begin Dataset excerpts
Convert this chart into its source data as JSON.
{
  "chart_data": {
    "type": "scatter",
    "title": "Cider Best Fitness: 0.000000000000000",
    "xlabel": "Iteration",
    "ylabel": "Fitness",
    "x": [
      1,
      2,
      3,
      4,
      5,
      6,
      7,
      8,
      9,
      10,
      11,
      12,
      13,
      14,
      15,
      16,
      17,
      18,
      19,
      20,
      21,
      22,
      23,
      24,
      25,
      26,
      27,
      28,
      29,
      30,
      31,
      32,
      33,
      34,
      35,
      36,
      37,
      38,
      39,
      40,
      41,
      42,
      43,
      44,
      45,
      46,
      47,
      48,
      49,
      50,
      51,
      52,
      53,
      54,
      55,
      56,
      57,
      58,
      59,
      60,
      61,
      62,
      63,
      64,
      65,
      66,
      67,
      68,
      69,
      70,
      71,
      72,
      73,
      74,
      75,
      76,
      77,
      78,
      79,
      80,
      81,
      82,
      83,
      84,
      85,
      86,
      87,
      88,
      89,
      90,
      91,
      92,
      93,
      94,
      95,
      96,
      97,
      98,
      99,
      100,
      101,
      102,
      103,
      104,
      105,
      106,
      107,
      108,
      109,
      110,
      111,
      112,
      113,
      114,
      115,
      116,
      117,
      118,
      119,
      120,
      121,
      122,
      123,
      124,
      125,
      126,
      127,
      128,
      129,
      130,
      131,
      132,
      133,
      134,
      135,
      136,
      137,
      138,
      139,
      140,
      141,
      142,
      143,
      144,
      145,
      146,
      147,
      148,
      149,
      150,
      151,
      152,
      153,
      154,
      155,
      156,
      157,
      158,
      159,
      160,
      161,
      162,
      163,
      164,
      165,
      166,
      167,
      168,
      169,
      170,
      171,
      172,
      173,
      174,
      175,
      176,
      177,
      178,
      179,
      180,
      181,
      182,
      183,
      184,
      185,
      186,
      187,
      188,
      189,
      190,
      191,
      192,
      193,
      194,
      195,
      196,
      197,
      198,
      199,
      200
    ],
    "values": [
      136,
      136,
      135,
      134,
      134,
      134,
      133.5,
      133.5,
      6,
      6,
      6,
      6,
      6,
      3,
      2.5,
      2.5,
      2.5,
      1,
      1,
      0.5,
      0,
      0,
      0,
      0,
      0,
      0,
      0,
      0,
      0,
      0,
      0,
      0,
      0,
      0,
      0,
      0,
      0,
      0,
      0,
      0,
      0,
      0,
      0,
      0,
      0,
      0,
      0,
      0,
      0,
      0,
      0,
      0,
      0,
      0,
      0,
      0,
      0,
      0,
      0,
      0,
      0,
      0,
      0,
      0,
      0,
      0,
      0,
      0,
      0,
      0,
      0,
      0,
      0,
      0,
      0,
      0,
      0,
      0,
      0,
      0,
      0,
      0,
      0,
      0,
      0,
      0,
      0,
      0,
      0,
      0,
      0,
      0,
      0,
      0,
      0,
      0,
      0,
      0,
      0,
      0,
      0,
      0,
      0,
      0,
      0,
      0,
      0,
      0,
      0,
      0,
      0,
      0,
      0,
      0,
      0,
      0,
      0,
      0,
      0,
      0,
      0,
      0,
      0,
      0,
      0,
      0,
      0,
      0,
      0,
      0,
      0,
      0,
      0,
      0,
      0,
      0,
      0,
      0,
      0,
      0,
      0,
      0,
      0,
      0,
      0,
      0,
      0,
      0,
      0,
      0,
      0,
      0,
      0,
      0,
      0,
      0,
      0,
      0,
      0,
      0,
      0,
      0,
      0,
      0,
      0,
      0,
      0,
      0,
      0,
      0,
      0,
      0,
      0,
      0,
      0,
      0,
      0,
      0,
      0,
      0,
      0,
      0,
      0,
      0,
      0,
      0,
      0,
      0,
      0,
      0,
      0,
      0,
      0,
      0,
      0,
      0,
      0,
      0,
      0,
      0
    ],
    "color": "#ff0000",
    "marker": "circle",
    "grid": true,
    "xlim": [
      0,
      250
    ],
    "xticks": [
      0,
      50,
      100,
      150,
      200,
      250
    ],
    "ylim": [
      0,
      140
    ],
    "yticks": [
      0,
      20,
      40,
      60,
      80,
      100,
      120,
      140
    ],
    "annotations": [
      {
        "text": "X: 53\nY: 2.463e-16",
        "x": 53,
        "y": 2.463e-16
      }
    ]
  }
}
end Dataset excerpts
** Work to complete **
Gather up, from the records above, each line where the word "Fitness" appears.

** Response to this exercise **
    "title": "Cider Best Fitness: 0.000000000000000",
    "ylabel": "Fitness",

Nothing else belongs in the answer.